▸ BRIEF 1
Answer these questions using the passage on the Mets' 2012 season:
(a) What was the final score of the Mets' Opening Day win over the Atlanta Braves?
(b) Which Boston Post sports editor wrote the short poem about Warren Spahn and Johnny Sain?
(c) Who drove in Nieuwenhuis with a sacrifice fly?
▸ BRIEF 2
Reproduce the passage on the Mets' 2012 season between "In 1948, the" and "in the series.", inclusive, replacing "Padres" with "Marlins".

Behind five shutout innings from the returning Santana, the Mets claimed a 1-0 victory over the Atlanta Braves on Opening Day.  New York won its next three games as well, giving the team its fourth 4-0 start in franchise history.  The Mets continued to shock the skeptics over the first third of the season, never falling more than four games out of first place in the competitive National League East.  The team had exceeded expectations due to the emergence of two pitchers - R.A. Dickey and Johan Santana.

Johan Santana and R.A. Dickey were Amazin' during the first half of 2012. (William Perlman/The Star-Ledger)

In 1948, the term "Spahn and Sain and pray for rain" was coined after Boston Post sports editor Gerald V. Hern wrote a short poem about Warren Spahn and Johnny Sain - the two best pitchers in the Boston Braves rotation.  Sixty-four years later, the Mets were asking for "Dickey and Santana and rain for maƱana" as New York's co-aces combined to go 9-3 with a 2.91 ERA, 1.10 WHIP and 121 strikeouts in 123⅔ innings over the season's first two months.  After Dickey and Santana participated in back-to-back shutouts of the San Diego Padres in their final starts of May, the Mets entered June within striking distance of first place.  They would earn a share of first during the month's first series, a four-game set with the St. Louis Cardinals.  But what happened in the first game overshadowed everything else that followed in the series.

The Mets entered the month of June reeling from a loss to the Phillies - a game in which five relievers combined to allow eight runs in the final two and a third innings.  New York desperately needed starting pitcher Johan Santana to stop the bleeding, hoping he could give the team a lengthy effort to give the bullpen a short break, similar to the complete game he gave them in his previous start.

Santana was due to face the defending World Series champion St. Louis Cardinals and their ace, Adam Wainwright.  It was Wainwright who ended the Mets' dreams of playing for a title in 2006, when the then-reliever struck out Carlos Beltran to end the NLCS - the same Carlos Beltran who was now a member of the Cardinals, and who was getting ready to face the Mets for the first time since he was traded to San Francisco the previous summer.  Those were just some of the intriguing storylines going into the game, but a new story began to write itself as the game progressed.

Through three innings, neither pitcher had given up a hit, although Santana had walked two batters and Wainwright had allowed one free pass.  Santana walked his third batter of the game to lead off the fourth inning, but retired the next three batters in order.  The game's first hit did not occur until the bottom of the fourth, when Kirk Nieuwehuis led off the inning with a single.  A double by David Wright moved Nieuwenhuis to third base.  Both runners eventually came around to score, as Lucas Duda drove in Nieuwenhuis with a sacrifice fly and Daniel Murphy plated Wright with a triple.

▸ A series of records
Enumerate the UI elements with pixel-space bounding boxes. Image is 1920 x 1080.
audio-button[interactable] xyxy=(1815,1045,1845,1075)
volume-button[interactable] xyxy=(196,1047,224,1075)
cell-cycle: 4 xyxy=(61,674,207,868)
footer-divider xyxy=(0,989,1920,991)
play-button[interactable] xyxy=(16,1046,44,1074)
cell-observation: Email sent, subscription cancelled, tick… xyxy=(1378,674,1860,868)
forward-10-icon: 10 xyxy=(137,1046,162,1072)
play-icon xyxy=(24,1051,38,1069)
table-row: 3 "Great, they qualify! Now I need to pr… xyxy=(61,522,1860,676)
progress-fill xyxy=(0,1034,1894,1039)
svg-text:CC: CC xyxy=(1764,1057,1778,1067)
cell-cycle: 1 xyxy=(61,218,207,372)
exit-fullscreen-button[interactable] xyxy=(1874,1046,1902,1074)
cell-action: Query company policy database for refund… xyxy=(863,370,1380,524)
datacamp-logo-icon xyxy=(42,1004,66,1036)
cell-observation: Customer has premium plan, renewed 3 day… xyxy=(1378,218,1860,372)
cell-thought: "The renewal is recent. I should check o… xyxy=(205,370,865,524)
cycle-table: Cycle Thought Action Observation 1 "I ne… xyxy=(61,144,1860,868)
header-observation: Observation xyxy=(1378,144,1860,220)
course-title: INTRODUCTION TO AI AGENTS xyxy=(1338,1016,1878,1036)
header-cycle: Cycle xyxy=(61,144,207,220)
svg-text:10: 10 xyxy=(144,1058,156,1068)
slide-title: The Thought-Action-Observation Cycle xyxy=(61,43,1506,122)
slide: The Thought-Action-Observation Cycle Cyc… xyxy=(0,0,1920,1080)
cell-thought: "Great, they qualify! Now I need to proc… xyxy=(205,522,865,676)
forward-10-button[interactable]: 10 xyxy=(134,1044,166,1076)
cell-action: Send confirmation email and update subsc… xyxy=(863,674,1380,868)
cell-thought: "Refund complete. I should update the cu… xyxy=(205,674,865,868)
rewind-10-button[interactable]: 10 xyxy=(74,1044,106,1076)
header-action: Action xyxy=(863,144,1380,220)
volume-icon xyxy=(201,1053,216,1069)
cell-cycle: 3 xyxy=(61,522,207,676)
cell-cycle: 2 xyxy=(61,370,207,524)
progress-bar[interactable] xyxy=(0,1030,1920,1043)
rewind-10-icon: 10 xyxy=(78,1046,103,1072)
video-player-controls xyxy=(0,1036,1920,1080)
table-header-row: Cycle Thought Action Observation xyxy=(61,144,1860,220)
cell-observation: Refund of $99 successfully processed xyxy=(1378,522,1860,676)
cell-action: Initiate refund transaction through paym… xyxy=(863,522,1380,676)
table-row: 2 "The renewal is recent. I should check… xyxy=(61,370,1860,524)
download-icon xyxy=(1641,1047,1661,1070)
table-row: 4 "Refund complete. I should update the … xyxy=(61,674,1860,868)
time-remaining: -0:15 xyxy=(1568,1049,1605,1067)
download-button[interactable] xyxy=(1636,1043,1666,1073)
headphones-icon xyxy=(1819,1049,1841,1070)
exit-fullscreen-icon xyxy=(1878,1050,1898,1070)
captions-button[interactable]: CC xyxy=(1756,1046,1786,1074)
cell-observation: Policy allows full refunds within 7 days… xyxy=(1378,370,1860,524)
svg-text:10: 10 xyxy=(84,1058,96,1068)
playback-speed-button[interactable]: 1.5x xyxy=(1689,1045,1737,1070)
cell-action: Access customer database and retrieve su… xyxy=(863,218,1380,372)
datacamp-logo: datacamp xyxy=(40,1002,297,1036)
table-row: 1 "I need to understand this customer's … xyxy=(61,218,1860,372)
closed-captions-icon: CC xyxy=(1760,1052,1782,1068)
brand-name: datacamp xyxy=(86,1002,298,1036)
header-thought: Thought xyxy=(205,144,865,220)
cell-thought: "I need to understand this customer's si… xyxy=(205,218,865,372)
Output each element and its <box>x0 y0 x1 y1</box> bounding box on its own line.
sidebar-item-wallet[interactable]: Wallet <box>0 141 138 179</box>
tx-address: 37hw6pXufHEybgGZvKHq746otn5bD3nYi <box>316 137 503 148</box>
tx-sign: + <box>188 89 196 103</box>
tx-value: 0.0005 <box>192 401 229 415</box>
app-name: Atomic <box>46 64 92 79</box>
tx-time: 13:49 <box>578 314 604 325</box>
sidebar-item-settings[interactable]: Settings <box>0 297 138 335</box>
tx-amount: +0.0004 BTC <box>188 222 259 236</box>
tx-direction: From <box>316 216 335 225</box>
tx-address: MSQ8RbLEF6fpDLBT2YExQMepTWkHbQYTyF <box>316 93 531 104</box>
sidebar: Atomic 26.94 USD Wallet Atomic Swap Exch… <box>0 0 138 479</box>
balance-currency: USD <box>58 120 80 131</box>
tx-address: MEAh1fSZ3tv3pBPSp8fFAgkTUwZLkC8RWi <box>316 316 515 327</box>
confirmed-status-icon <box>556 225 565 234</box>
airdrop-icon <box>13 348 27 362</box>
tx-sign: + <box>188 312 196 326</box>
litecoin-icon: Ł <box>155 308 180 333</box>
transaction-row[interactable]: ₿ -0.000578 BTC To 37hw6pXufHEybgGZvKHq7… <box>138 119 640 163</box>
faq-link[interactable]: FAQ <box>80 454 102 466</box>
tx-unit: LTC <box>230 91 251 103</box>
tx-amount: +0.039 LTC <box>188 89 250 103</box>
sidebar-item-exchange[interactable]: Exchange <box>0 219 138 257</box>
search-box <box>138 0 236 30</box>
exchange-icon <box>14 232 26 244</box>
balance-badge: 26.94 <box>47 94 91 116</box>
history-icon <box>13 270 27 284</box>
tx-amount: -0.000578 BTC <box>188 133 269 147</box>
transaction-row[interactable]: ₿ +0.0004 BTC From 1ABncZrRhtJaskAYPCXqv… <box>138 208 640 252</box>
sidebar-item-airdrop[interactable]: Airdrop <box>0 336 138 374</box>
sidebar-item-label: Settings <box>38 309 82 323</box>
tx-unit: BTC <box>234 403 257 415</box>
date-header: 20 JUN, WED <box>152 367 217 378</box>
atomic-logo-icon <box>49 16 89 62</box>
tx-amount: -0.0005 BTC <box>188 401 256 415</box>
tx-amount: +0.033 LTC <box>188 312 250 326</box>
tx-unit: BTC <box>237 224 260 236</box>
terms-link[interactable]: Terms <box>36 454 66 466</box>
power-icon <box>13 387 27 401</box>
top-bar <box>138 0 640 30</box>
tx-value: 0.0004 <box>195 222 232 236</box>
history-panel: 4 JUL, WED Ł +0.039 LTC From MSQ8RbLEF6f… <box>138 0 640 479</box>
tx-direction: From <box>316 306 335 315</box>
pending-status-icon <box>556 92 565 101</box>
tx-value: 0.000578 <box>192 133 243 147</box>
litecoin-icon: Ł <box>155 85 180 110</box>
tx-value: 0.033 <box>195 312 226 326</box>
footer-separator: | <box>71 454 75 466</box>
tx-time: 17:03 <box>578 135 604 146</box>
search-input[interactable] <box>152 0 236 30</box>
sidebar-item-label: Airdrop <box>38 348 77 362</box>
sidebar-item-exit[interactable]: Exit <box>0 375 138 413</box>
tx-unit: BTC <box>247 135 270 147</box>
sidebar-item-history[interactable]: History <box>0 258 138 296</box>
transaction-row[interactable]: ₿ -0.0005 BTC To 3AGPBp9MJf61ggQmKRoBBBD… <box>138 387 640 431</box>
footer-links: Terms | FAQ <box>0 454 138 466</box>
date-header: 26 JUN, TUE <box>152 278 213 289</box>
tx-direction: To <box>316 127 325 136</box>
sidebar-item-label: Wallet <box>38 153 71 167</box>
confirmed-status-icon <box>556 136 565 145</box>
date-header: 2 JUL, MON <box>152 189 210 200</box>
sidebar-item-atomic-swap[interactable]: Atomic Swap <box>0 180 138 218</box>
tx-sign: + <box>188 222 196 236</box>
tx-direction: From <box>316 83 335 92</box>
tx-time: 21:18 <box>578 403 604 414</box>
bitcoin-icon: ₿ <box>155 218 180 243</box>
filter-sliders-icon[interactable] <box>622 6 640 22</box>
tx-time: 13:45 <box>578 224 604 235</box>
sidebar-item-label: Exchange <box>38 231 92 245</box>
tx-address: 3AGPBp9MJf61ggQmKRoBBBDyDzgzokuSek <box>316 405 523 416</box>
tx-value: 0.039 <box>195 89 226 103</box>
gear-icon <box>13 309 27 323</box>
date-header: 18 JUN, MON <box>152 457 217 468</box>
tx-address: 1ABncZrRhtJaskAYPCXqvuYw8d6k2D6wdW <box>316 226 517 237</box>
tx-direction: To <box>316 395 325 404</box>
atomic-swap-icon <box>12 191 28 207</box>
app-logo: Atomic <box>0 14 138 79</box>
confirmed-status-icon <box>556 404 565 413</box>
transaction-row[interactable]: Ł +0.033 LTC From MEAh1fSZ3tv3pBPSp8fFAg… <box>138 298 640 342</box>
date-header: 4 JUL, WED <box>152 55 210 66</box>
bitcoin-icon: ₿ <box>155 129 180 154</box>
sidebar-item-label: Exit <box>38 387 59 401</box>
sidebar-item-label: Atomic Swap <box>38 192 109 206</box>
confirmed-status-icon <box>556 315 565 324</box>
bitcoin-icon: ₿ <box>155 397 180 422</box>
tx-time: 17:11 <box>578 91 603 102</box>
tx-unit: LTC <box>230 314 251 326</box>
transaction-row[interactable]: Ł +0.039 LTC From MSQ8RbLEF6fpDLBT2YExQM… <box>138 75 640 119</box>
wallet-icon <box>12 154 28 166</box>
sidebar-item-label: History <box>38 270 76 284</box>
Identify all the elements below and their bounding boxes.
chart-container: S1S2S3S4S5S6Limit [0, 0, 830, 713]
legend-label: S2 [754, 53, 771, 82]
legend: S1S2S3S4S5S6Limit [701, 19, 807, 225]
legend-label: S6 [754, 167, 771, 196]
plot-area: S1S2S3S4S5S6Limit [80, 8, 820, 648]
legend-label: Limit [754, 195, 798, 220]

▸ FULL ANSWER 1
(a) 1-0
(b) Gerald V. Hern
(c) Lucas Duda

▸ FULL ANSWER 2
In 1948, the term "Spahn and Sain and pray for rain" was coined after Boston Post sports editor Gerald V. Hern wrote a short poem about Warren Spahn and Johnny Sain - the two best pitchers in the Boston Braves rotation.  Sixty-four years later, the Mets were asking for "Dickey and Santana and rain for maƱana" as New York's co-aces combined to go 9-3 with a 2.91 ERA, 1.10 WHIP and 121 strikeouts in 123⅔ innings over the season's first two months.  After Dickey and Santana participated in back-to-back shutouts of the San Diego Marlins in their final starts of May, the Mets entered June within striking distance of first place.  They would earn a share of first during the month's first series, a four-game set with the St. Louis Cardinals.  But what happened in the first game overshadowed everything else that followed in the series.